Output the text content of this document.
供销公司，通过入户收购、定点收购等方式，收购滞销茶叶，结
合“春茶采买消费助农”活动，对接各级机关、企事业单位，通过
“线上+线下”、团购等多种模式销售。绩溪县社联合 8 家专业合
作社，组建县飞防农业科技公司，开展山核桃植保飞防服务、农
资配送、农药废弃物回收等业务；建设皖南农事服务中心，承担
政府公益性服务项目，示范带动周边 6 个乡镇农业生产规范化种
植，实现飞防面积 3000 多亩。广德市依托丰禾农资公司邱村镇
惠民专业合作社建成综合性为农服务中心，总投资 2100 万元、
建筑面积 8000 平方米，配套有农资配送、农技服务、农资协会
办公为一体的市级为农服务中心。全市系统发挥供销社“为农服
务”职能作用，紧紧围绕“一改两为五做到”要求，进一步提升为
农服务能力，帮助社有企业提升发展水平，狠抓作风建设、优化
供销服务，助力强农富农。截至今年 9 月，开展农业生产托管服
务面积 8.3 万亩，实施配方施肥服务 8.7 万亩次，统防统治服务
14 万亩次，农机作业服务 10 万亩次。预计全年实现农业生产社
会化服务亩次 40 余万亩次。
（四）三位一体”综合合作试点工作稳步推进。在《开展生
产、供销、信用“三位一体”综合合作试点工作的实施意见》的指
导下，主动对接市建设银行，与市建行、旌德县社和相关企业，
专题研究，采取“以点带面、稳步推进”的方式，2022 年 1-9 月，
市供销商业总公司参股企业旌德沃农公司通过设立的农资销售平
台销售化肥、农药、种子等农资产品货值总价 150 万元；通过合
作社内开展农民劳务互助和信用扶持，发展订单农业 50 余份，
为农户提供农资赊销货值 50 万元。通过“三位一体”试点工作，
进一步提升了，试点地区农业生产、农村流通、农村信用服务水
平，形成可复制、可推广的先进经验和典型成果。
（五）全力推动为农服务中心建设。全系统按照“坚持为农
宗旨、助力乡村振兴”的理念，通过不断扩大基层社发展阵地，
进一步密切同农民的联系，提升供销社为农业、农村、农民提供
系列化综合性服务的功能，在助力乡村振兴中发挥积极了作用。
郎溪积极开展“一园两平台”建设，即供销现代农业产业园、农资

..........

§ Aim of the task: Set down all of the records shown above once more, exactly.

§ Solution to this exercise:
Output the text content of this document.
供销公司，通过入户收购、定点收购等方式，收购滞销茶叶，结
合“春茶采买消费助农”活动，对接各级机关、企事业单位，通过
“线上+线下”、团购等多种模式销售。绩溪县社联合 8 家专业合
作社，组建县飞防农业科技公司，开展山核桃植保飞防服务、农
资配送、农药废弃物回收等业务；建设皖南农事服务中心，承担
政府公益性服务项目，示范带动周边 6 个乡镇农业生产规范化种
植，实现飞防面积 3000 多亩。广德市依托丰禾农资公司邱村镇
惠民专业合作社建成综合性为农服务中心，总投资 2100 万元、
建筑面积 8000 平方米，配套有农资配送、农技服务、农资协会
办公为一体的市级为农服务中心。全市系统发挥供销社“为农服
务”职能作用，紧紧围绕“一改两为五做到”要求，进一步提升为
农服务能力，帮助社有企业提升发展水平，狠抓作风建设、优化
供销服务，助力强农富农。截至今年 9 月，开展农业生产托管服
务面积 8.3 万亩，实施配方施肥服务 8.7 万亩次，统防统治服务
14 万亩次，农机作业服务 10 万亩次。预计全年实现农业生产社
会化服务亩次 40 余万亩次。
（四）三位一体”综合合作试点工作稳步推进。在《开展生
产、供销、信用“三位一体”综合合作试点工作的实施意见》的指
导下，主动对接市建设银行，与市建行、旌德县社和相关企业，
专题研究，采取“以点带面、稳步推进”的方式，2022 年 1-9 月，
市供销商业总公司参股企业旌德沃农公司通过设立的农资销售平
台销售化肥、农药、种子等农资产品货值总价 150 万元；通过合
作社内开展农民劳务互助和信用扶持，发展订单农业 50 余份，
为农户提供农资赊销货值 50 万元。通过“三位一体”试点工作，
进一步提升了，试点地区农业生产、农村流通、农村信用服务水
平，形成可复制、可推广的先进经验和典型成果。
（五）全力推动为农服务中心建设。全系统按照“坚持为农
宗旨、助力乡村振兴”的理念，通过不断扩大基层社发展阵地，
进一步密切同农民的联系，提升供销社为农业、农村、农民提供
系列化综合性服务的功能，在助力乡村振兴中发挥积极了作用。
郎溪积极开展“一园两平台”建设，即供销现代农业产业园、农资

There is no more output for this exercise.